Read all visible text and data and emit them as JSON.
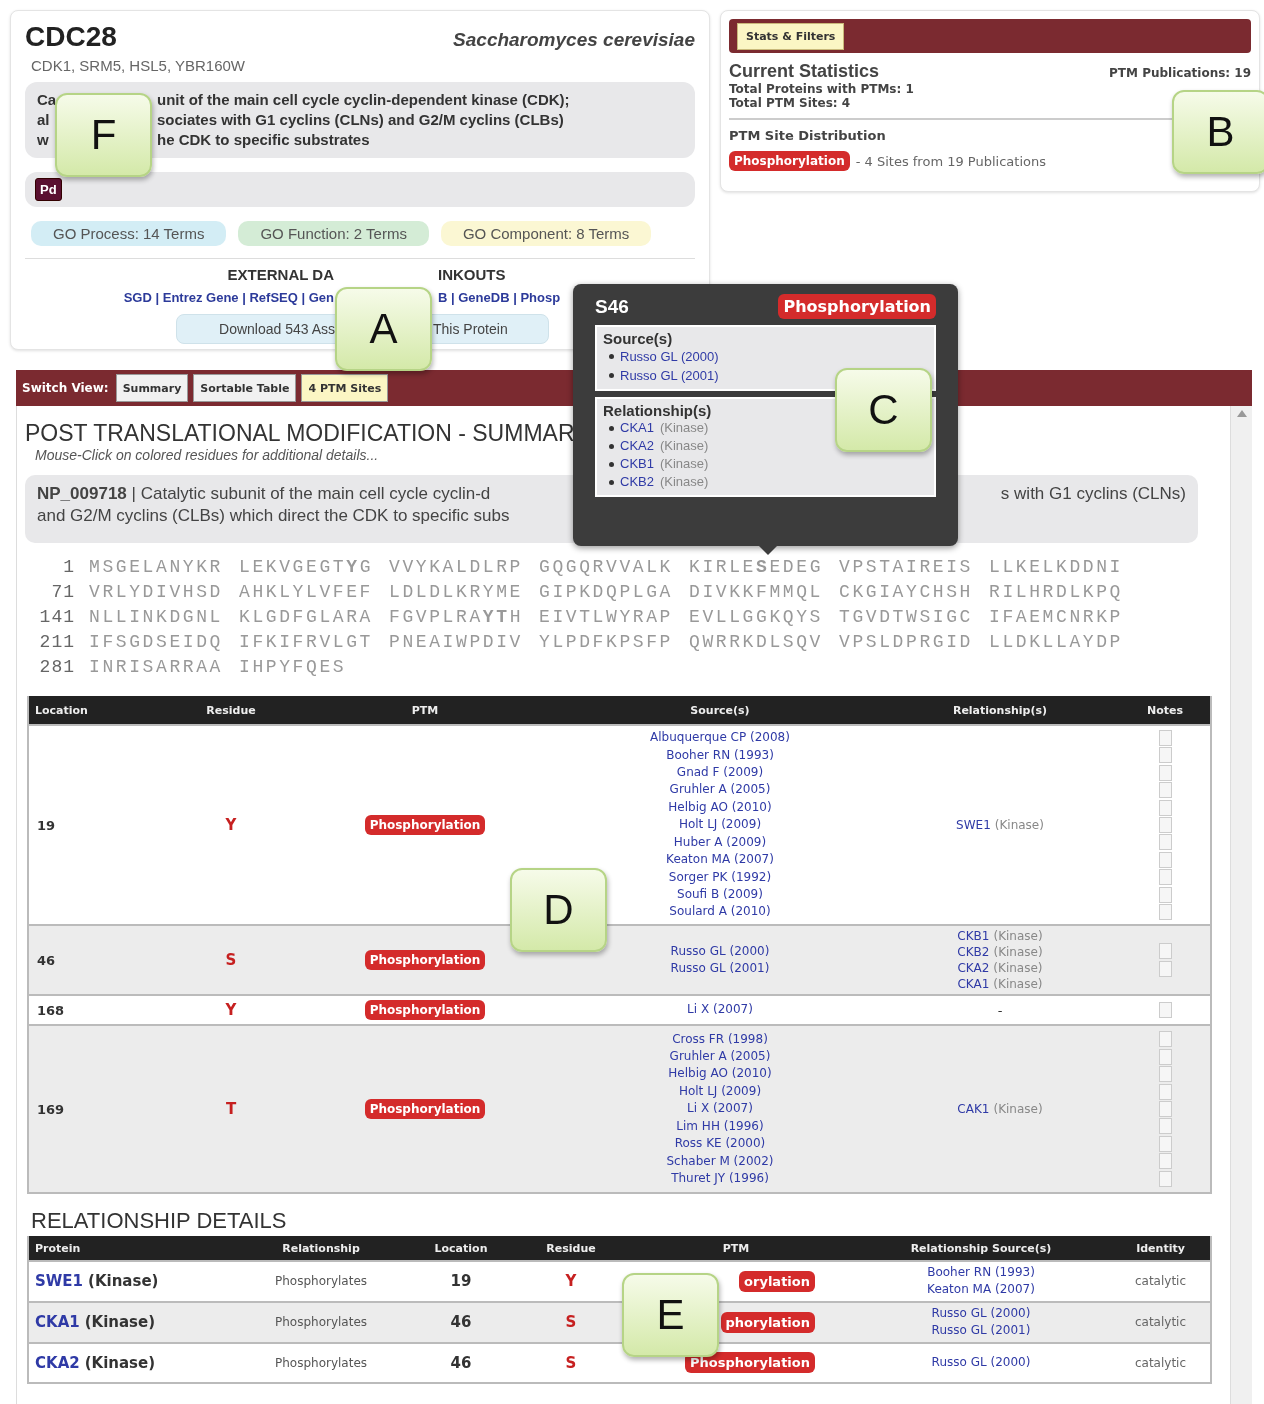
{
  "gene": {
    "symbol": "CDC28",
    "organism": "Saccharomyces cerevisiae",
    "synonyms": "CDK1, SRM5, HSL5, YBR160W",
    "description_lines": [
      [
        "Ca",
        "unit of the main cell cycle cyclin-dependent kinase (CDK);"
      ],
      [
        "al",
        "sociates with G1 cyclins (CLNs) and G2/M cyclins (CLBs)"
      ],
      [
        "w",
        "he CDK to specific substrates"
      ]
    ],
    "badge": "Pd",
    "go_terms": [
      {
        "label": "GO Process: 14 Terms",
        "color": "#d3edf5"
      },
      {
        "label": "GO Function: 2 Terms",
        "color": "#d4ecd6"
      },
      {
        "label": "GO Component: 8 Terms",
        "color": "#fbf7d3"
      }
    ],
    "linkouts_heading": [
      "EXTERNAL DA",
      "INKOUTS"
    ],
    "linkouts": [
      "SGD | Entrez Gene | RefSEQ | Gen",
      "B | GeneDB | Phosp"
    ],
    "download": [
      "Download 543 Ass",
      "This Protein"
    ]
  },
  "stats": {
    "tabs": [
      {
        "label": "Stats & Filters",
        "selected": true
      }
    ],
    "title": "Current Statistics",
    "publications": "PTM Publications: 19",
    "lines": [
      "Total Proteins with PTMs: 1",
      "Total PTM Sites: 4"
    ],
    "distribution_title": "PTM Site Distribution",
    "distribution": [
      {
        "ptm": "Phosphorylation",
        "text": "- 4 Sites from 19 Publications"
      }
    ]
  },
  "switch_view": {
    "label": "Switch View:",
    "buttons": [
      {
        "label": "Summary",
        "selected": false
      },
      {
        "label": "Sortable Table",
        "selected": false
      },
      {
        "label": "4 PTM Sites",
        "selected": true
      }
    ]
  },
  "summary": {
    "title": "POST TRANSLATIONAL MODIFICATION - SUMMAR",
    "hint": "Mouse-Click on colored residues for additional details...",
    "np_line1": [
      "**NP_009718** | Catalytic subunit of the main cell cycle cyclin-d",
      "s with G1 cyclins (CLNs)"
    ],
    "np_line2": "and G2/M cyclins (CLBs) which direct the CDK to specific subs",
    "sequence": [
      {
        "start": "1",
        "blocks": [
          "MSGELANYKR",
          "LEKVGEGT**Y**G",
          "VVYKALDLRP",
          "GQGQRVVALK",
          "KIRLE**S**EDEG",
          "VPSTAIREIS",
          "LLKELKDDNI"
        ]
      },
      {
        "start": "71",
        "blocks": [
          "VRLYDIVHSD",
          "AHKLYLVFEF",
          "LDLDLKRYME",
          "GIPKDQPLGA",
          "DIVKKFMMQL",
          "CKGIAYCHSH",
          "RILHRDLKPQ"
        ]
      },
      {
        "start": "141",
        "blocks": [
          "NLLINKDGNL",
          "KLGDFGLARA",
          "FGVPLRA**YT**H",
          "EIVTLWYRAP",
          "EVLLGGKQYS",
          "TGVDTWSIGC",
          "IFAEMCNRKP"
        ]
      },
      {
        "start": "211",
        "blocks": [
          "IFSGDSEIDQ",
          "IFKIFRVLGT",
          "PNEAIWPDIV",
          "YLPDFKPSFP",
          "QWRRKDLSQV",
          "VPSLDPRGID",
          "LLDKLLAYDP"
        ]
      },
      {
        "start": "281",
        "blocks": [
          "INRISARRAA",
          "IHPYFQES"
        ]
      }
    ]
  },
  "popup": {
    "site": "S46",
    "ptm": "Phosphorylation",
    "sources_title": "Source(s)",
    "sources": [
      "Russo GL (2000)",
      "Russo GL (2001)"
    ],
    "relationships_title": "Relationship(s)",
    "relationships": [
      {
        "name": "CKA1",
        "type": "(Kinase)"
      },
      {
        "name": "CKA2",
        "type": "(Kinase)"
      },
      {
        "name": "CKB1",
        "type": "(Kinase)"
      },
      {
        "name": "CKB2",
        "type": "(Kinase)"
      }
    ]
  },
  "ptm_table": {
    "columns": [
      "Location",
      "Residue",
      "PTM",
      "Source(s)",
      "Relationship(s)",
      "Notes"
    ],
    "rows": [
      {
        "location": "19",
        "residue": "Y",
        "ptm": "Phosphorylation",
        "sources": [
          {
            "source": "Albuquerque CP (2008)",
            "note_checked": false
          },
          {
            "source": "Booher RN (1993)",
            "note_checked": false
          },
          {
            "source": "Gnad F (2009)",
            "note_checked": false
          },
          {
            "source": "Gruhler A (2005)",
            "note_checked": false
          },
          {
            "source": "Helbig AO (2010)",
            "note_checked": false
          },
          {
            "source": "Holt LJ (2009)",
            "note_checked": false
          },
          {
            "source": "Huber A (2009)",
            "note_checked": false
          },
          {
            "source": "Keaton MA (2007)",
            "note_checked": false
          },
          {
            "source": "Sorger PK (1992)",
            "note_checked": false
          },
          {
            "source": "Soufi B (2009)",
            "note_checked": false
          },
          {
            "source": "Soulard A (2010)",
            "note_checked": false
          }
        ],
        "relationships": [
          {
            "name": "SWE1",
            "type": "(Kinase)"
          }
        ]
      },
      {
        "location": "46",
        "residue": "S",
        "ptm": "Phosphorylation",
        "sources": [
          {
            "source": "Russo GL (2000)",
            "note_checked": false
          },
          {
            "source": "Russo GL (2001)",
            "note_checked": false
          }
        ],
        "relationships": [
          {
            "name": "CKB1",
            "type": "(Kinase)"
          },
          {
            "name": "CKB2",
            "type": "(Kinase)"
          },
          {
            "name": "CKA2",
            "type": "(Kinase)"
          },
          {
            "name": "CKA1",
            "type": "(Kinase)"
          }
        ]
      },
      {
        "location": "168",
        "residue": "Y",
        "ptm": "Phosphorylation",
        "sources": [
          {
            "source": "Li X (2007)",
            "note_checked": false
          }
        ],
        "relationship_none": "-"
      },
      {
        "location": "169",
        "residue": "T",
        "ptm": "Phosphorylation",
        "sources": [
          {
            "source": "Cross FR (1998)",
            "note_checked": false
          },
          {
            "source": "Gruhler A (2005)",
            "note_checked": false
          },
          {
            "source": "Helbig AO (2010)",
            "note_checked": false
          },
          {
            "source": "Holt LJ (2009)",
            "note_checked": false
          },
          {
            "source": "Li X (2007)",
            "note_checked": false
          },
          {
            "source": "Lim HH (1996)",
            "note_checked": false
          },
          {
            "source": "Ross KE (2000)",
            "note_checked": false
          },
          {
            "source": "Schaber M (2002)",
            "note_checked": false
          },
          {
            "source": "Thuret JY (1996)",
            "note_checked": false
          }
        ],
        "relationships": [
          {
            "name": "CAK1",
            "type": "(Kinase)"
          }
        ]
      }
    ]
  },
  "relationship_details": {
    "title": "RELATIONSHIP DETAILS",
    "columns": [
      "Protein",
      "Relationship",
      "Location",
      "Residue",
      "PTM",
      "Relationship Source(s)",
      "Identity"
    ],
    "rows": [
      {
        "protein": "SWE1",
        "type": "(Kinase)",
        "relationship": "Phosphorylates",
        "location": "19",
        "residue": "Y",
        "ptm": "orylation",
        "sources": [
          "Booher RN (1993)",
          "Keaton MA (2007)"
        ],
        "identity": "catalytic"
      },
      {
        "protein": "CKA1",
        "type": "(Kinase)",
        "relationship": "Phosphorylates",
        "location": "46",
        "residue": "S",
        "ptm": "phorylation",
        "sources": [
          "Russo GL (2000)",
          "Russo GL (2001)"
        ],
        "identity": "catalytic"
      },
      {
        "protein": "CKA2",
        "type": "(Kinase)",
        "relationship": "Phosphorylates",
        "location": "46",
        "residue": "S",
        "ptm": "Phosphorylation",
        "sources": [
          "Russo GL (2000)"
        ],
        "identity": "catalytic"
      }
    ]
  },
  "callouts": [
    {
      "label": "F"
    },
    {
      "label": "A"
    },
    {
      "label": "B"
    },
    {
      "label": "C"
    },
    {
      "label": "D"
    },
    {
      "label": "E"
    }
  ]
}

····················

§ **WHAT NEEDS TO BE DONE**
Return each line from the records that includes the word "start".

§ **RESPONSE BELOW**
        "start": "1",
        "start": "71",
        "start": "141",
        "start": "211",
        "start": "281",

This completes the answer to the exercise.